Supplied entries:
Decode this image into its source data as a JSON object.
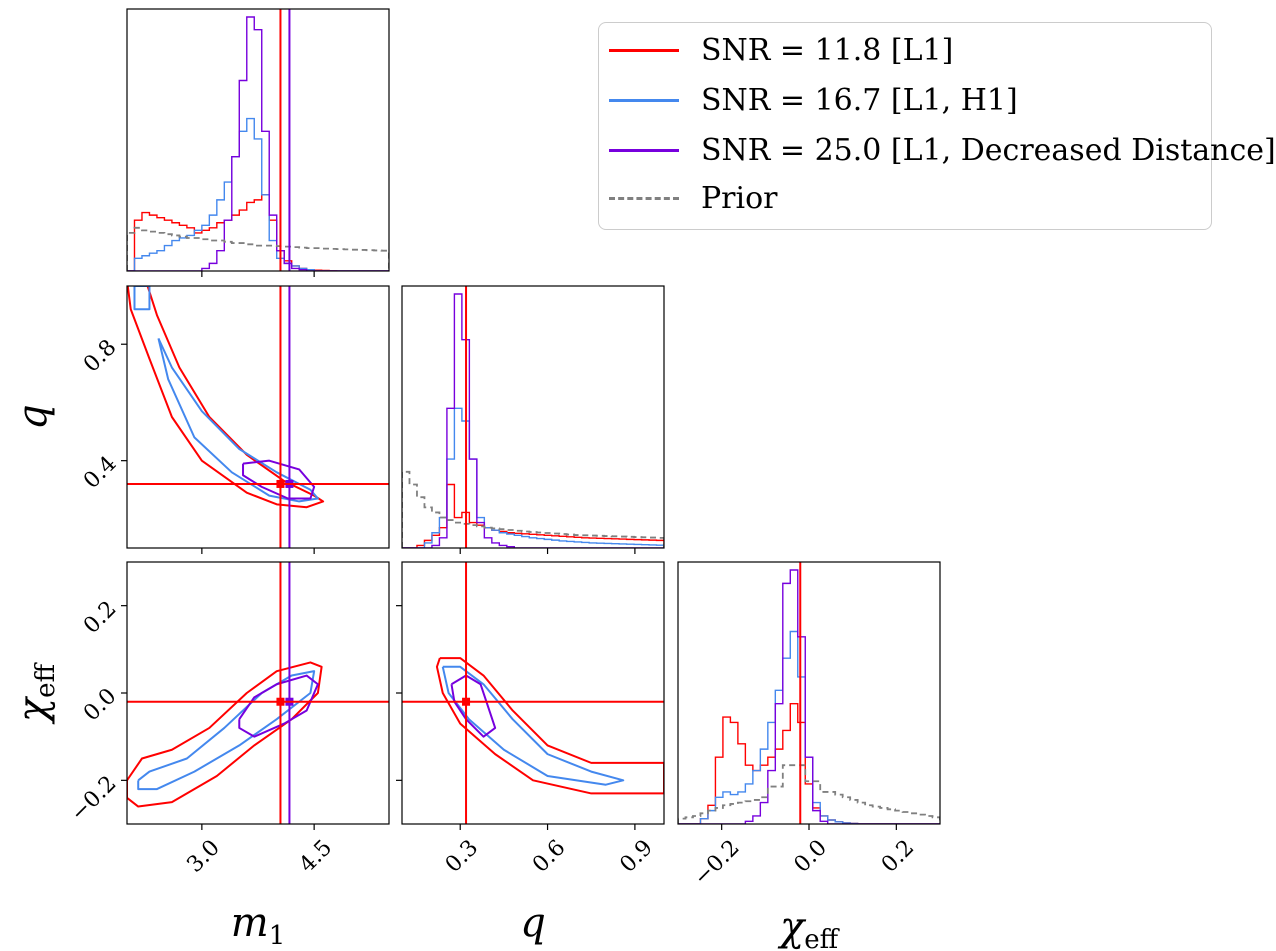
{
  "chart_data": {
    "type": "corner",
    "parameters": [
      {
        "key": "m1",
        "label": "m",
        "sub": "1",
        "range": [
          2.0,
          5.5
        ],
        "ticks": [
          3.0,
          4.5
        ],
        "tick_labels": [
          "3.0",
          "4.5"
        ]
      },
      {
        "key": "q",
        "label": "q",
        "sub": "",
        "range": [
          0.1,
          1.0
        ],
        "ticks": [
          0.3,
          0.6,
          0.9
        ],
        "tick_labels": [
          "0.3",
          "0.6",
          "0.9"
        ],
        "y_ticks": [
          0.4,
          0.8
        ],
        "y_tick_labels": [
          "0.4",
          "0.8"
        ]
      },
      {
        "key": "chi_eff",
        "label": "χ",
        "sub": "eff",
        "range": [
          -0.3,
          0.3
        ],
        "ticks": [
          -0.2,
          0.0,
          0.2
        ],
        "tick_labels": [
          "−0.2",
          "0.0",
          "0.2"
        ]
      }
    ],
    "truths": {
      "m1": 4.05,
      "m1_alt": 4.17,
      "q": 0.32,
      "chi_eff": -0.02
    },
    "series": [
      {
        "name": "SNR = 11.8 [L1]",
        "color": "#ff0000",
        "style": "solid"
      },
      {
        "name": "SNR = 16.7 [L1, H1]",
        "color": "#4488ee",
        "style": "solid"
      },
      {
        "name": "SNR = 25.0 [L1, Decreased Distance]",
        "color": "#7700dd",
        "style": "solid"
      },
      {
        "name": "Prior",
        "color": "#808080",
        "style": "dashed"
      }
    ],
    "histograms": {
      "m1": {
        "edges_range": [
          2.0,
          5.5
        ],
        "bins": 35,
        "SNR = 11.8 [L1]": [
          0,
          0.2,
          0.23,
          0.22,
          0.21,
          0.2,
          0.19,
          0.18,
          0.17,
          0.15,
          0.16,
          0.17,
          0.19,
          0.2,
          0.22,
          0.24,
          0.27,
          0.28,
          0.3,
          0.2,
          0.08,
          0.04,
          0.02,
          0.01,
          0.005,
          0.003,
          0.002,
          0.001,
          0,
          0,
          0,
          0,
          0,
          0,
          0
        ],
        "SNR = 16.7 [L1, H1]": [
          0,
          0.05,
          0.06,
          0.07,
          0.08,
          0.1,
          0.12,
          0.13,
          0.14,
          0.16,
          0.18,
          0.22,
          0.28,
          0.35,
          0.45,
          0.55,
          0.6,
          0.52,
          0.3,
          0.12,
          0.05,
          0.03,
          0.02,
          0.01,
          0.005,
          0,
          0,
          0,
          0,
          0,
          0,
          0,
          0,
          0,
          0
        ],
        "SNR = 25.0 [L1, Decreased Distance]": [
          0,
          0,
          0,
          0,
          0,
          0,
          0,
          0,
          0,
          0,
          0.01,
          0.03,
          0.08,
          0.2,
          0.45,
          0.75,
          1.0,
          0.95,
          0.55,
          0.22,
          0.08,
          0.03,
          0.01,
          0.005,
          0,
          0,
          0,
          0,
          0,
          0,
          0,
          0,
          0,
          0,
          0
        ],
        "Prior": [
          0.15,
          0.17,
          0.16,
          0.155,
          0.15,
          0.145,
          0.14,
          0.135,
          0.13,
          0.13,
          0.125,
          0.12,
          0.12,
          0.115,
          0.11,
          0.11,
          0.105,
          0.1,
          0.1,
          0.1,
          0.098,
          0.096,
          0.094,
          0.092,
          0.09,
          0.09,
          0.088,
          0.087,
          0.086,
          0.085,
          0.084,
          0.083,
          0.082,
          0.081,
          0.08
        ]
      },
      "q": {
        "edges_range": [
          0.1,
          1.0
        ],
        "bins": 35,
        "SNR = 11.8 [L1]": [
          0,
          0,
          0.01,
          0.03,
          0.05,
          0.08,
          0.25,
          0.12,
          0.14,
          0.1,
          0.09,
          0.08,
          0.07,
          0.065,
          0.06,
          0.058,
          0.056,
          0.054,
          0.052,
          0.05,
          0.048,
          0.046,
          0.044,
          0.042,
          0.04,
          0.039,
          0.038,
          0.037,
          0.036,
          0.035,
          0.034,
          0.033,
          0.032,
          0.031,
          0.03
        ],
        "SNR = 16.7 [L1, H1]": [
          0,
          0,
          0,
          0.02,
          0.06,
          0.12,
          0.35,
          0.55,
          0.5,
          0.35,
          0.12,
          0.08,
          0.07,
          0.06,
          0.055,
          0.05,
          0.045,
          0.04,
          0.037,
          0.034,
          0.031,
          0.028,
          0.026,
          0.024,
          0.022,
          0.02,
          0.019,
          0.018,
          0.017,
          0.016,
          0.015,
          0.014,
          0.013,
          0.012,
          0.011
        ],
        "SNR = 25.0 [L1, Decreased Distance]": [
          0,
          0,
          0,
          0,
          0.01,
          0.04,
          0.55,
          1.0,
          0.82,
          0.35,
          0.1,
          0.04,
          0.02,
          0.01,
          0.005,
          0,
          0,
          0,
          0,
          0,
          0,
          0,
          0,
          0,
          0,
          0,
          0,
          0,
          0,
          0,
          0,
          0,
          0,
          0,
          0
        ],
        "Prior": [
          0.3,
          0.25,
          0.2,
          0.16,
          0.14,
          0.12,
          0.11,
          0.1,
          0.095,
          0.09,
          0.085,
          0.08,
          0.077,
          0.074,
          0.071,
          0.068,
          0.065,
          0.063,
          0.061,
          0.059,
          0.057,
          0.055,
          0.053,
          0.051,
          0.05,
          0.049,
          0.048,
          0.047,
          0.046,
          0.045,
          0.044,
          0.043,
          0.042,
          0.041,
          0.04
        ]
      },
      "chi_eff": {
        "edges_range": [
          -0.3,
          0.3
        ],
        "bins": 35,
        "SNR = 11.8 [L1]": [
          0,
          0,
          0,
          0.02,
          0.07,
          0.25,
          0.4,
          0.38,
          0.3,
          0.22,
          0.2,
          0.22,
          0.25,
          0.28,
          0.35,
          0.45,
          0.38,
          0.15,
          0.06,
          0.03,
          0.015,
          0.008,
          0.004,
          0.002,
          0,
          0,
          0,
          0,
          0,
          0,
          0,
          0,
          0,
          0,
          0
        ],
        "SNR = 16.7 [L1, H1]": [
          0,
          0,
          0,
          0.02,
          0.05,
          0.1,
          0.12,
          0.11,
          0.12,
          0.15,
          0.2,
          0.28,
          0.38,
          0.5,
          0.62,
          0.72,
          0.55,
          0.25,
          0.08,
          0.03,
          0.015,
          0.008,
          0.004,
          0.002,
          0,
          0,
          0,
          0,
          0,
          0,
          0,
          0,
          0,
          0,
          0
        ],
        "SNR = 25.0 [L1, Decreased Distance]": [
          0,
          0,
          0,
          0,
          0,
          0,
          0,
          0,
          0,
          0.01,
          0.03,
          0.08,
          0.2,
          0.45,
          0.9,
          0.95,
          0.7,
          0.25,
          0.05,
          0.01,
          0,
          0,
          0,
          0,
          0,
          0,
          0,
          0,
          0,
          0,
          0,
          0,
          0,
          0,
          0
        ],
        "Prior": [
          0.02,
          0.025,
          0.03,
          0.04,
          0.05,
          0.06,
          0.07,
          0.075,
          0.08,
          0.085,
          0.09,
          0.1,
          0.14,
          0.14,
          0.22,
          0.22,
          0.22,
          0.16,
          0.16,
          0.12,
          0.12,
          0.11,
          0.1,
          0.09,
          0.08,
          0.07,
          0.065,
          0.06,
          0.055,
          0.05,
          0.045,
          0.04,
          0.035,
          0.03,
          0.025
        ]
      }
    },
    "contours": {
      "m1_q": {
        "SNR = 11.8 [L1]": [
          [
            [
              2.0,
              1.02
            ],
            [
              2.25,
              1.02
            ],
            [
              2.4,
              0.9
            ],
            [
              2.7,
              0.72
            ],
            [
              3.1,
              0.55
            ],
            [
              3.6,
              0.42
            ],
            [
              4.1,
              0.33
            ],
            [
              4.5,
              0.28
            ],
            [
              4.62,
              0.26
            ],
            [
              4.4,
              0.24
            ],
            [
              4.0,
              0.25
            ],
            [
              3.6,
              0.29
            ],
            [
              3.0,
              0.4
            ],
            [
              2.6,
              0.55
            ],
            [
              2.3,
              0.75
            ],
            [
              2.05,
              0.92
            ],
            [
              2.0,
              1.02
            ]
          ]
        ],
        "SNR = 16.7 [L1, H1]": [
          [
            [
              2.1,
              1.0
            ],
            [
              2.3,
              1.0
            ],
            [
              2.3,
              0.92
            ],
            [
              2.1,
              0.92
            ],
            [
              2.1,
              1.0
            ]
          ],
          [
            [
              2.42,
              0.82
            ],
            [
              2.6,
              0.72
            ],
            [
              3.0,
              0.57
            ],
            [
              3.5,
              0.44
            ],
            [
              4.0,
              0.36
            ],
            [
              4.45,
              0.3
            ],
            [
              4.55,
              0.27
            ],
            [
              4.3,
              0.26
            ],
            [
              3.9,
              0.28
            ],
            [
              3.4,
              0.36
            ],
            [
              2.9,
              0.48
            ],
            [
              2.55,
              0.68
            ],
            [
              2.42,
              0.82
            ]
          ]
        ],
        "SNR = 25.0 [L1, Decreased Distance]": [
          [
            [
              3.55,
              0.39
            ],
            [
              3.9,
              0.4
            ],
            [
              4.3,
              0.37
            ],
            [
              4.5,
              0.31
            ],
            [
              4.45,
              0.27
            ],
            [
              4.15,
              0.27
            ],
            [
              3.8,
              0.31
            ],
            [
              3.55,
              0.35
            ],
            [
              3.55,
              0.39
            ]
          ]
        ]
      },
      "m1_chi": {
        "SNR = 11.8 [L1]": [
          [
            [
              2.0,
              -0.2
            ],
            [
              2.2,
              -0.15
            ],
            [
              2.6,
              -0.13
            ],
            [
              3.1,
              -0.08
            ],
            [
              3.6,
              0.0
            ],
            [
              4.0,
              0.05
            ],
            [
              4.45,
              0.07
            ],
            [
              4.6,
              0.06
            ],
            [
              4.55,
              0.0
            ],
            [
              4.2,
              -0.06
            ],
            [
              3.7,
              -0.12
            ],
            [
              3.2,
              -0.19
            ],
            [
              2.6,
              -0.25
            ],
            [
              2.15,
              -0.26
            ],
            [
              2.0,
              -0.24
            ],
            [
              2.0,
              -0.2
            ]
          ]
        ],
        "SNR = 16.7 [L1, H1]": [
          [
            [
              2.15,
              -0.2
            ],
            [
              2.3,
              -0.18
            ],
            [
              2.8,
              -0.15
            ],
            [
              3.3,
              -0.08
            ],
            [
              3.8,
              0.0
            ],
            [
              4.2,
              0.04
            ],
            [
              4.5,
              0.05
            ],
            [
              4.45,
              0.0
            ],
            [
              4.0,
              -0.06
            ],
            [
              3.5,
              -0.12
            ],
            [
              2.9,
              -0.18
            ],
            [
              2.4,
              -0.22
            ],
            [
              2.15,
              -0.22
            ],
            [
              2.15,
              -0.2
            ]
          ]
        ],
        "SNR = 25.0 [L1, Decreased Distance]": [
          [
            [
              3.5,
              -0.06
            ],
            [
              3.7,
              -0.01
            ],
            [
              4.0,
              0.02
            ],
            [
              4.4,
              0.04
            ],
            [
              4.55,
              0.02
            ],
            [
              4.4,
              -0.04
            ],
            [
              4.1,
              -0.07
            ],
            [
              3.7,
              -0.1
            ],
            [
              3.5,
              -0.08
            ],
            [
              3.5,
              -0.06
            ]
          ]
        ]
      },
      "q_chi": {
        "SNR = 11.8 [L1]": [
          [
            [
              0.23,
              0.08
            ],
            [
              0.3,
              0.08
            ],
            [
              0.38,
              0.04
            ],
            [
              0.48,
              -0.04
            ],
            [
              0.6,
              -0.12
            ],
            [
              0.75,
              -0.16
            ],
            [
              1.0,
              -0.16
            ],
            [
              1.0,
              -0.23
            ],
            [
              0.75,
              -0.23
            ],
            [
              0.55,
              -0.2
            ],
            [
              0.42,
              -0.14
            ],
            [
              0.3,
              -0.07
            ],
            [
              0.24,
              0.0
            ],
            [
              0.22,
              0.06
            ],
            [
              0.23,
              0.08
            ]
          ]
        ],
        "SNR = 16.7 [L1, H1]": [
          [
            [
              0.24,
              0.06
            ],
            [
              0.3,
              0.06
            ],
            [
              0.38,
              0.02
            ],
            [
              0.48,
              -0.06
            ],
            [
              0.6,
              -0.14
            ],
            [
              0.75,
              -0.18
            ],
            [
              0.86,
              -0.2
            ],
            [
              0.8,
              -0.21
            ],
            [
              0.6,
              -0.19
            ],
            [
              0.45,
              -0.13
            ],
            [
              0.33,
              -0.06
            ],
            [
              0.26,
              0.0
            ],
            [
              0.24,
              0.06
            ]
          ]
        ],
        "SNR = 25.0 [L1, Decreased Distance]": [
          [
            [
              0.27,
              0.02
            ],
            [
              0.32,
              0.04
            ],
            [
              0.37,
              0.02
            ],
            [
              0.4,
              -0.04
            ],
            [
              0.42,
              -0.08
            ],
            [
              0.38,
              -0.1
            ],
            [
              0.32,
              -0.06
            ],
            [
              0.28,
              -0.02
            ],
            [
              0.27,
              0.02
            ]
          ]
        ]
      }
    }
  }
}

* * *

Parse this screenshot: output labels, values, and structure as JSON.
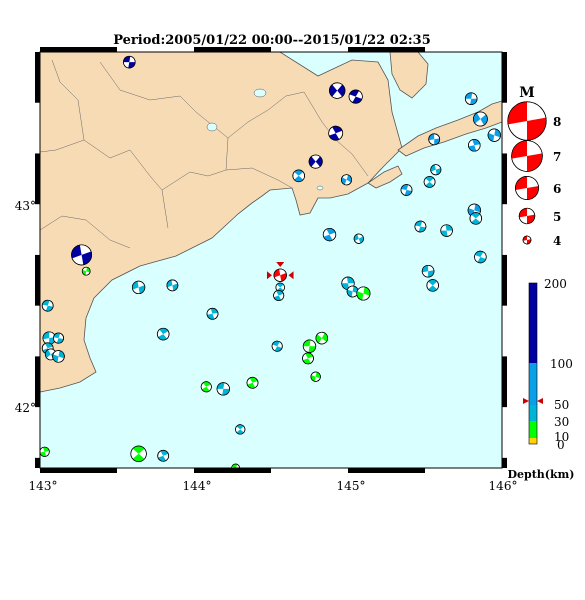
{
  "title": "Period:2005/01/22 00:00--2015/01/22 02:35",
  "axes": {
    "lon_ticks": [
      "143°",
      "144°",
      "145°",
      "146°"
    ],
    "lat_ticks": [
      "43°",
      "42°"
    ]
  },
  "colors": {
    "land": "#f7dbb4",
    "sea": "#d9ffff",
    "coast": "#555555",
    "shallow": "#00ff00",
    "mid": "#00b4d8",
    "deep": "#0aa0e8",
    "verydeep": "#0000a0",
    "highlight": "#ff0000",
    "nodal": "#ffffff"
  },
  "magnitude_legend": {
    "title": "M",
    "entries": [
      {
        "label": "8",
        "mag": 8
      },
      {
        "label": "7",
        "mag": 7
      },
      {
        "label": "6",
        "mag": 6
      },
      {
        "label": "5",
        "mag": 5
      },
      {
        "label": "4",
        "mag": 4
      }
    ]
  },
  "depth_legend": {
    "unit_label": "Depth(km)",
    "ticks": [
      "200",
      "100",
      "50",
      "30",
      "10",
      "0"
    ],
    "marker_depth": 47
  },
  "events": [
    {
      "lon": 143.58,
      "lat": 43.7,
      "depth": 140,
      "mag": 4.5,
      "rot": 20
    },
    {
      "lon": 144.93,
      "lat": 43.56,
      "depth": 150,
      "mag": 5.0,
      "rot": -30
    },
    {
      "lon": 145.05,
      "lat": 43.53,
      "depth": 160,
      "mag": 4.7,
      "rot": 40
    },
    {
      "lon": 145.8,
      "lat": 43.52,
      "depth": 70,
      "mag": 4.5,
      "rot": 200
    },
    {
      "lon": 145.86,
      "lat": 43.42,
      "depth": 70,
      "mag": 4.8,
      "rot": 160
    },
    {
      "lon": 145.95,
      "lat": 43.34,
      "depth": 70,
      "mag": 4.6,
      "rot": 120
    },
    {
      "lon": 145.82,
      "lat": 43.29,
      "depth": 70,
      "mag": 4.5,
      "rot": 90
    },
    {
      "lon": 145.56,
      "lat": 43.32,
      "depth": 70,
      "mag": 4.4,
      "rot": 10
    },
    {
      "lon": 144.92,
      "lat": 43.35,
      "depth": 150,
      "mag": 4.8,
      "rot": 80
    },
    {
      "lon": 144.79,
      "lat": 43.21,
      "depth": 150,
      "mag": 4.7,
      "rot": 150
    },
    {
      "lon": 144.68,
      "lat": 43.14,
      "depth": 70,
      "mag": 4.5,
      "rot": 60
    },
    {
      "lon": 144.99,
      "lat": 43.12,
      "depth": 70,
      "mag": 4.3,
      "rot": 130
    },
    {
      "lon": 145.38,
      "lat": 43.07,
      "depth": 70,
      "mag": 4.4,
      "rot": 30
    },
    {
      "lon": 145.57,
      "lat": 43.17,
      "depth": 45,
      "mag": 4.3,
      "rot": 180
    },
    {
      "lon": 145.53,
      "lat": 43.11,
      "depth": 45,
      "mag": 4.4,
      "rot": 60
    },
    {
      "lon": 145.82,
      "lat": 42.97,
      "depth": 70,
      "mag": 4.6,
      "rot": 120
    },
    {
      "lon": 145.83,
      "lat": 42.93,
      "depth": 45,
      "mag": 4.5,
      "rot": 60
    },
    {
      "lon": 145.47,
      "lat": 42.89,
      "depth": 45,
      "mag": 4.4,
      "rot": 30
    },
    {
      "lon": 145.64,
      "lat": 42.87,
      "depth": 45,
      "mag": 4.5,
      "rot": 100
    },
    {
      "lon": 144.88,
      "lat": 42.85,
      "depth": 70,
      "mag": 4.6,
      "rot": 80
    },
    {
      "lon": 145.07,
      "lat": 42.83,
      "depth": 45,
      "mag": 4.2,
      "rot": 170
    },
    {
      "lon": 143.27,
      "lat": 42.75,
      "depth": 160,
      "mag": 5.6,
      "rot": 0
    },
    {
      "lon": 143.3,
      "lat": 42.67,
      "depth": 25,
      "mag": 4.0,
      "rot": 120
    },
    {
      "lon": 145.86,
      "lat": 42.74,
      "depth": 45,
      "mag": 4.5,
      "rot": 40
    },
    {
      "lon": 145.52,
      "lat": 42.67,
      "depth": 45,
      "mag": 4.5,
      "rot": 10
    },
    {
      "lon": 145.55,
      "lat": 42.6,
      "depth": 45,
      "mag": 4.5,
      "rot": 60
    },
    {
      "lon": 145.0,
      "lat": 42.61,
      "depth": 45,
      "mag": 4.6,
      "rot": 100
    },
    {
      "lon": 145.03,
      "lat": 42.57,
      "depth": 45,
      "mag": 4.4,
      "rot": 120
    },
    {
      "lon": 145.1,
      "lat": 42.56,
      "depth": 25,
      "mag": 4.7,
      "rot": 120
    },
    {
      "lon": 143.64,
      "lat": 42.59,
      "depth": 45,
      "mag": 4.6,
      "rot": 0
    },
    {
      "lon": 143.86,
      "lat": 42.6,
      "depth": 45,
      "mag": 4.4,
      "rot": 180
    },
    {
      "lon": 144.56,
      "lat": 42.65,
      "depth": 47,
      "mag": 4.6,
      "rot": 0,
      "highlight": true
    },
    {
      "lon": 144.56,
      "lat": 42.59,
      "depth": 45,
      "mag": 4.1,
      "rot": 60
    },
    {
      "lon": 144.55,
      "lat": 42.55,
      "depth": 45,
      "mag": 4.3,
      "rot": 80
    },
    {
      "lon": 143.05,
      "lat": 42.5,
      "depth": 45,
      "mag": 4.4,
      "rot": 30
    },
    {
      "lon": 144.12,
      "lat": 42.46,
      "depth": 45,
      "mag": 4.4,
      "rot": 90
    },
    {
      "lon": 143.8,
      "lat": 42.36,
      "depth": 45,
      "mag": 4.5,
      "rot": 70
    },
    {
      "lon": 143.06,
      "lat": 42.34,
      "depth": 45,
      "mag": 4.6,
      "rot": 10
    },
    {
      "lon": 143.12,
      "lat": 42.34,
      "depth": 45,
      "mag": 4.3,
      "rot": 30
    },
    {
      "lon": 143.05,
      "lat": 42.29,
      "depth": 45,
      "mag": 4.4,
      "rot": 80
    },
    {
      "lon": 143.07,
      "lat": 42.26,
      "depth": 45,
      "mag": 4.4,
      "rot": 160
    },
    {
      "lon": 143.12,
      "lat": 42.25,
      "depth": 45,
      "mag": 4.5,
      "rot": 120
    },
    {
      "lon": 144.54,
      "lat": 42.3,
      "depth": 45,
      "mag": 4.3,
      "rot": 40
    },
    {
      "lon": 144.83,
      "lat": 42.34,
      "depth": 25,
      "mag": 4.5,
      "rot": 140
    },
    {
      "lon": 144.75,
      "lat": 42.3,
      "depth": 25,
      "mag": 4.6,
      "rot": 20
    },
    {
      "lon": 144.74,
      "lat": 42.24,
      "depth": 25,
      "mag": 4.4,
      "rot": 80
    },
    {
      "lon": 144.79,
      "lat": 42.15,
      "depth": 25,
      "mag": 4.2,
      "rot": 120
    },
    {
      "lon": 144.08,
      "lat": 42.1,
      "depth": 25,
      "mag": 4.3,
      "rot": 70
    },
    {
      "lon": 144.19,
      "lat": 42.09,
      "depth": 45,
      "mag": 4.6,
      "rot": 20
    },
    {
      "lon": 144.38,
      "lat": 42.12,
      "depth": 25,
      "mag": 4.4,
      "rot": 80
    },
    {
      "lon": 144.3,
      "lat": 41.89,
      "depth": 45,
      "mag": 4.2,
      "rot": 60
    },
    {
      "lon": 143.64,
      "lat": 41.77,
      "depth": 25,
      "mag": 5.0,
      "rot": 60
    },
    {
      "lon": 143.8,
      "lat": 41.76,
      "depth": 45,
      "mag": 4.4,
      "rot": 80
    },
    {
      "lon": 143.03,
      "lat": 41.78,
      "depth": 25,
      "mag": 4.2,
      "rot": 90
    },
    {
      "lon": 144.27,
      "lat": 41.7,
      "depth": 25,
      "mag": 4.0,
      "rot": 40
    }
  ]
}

==

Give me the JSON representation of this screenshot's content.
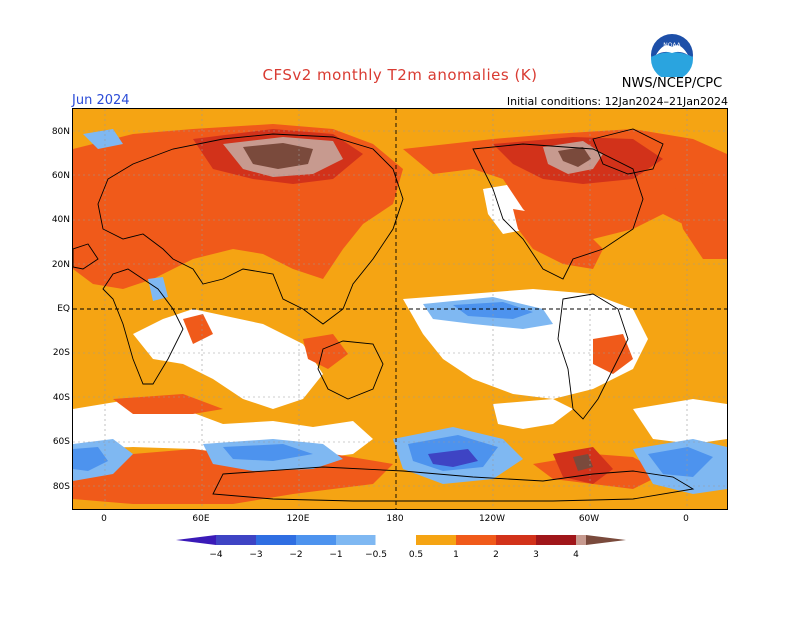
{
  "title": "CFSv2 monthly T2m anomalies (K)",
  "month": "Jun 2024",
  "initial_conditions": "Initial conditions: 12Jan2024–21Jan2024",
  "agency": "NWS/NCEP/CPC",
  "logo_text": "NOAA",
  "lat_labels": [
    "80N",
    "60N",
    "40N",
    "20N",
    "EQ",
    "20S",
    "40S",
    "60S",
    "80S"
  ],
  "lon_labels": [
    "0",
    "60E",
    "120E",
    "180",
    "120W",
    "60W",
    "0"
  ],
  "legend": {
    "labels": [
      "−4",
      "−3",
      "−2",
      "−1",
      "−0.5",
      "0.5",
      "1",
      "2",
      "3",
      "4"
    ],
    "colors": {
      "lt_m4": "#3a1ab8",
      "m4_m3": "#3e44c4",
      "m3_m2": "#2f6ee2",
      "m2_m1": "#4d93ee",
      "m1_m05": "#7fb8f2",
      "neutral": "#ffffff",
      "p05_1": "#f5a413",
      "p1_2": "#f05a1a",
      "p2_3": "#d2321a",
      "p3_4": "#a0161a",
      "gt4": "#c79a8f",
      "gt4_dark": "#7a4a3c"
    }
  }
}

Exercise directions: Where does the word "title" appear? Return each line that holds it.

The output:
  "title": "Period:2005/01/22 00:00--2015/01/22 02:35",
    "title": "M",
  "title": "CFSv2 monthly T2m anomalies (K)",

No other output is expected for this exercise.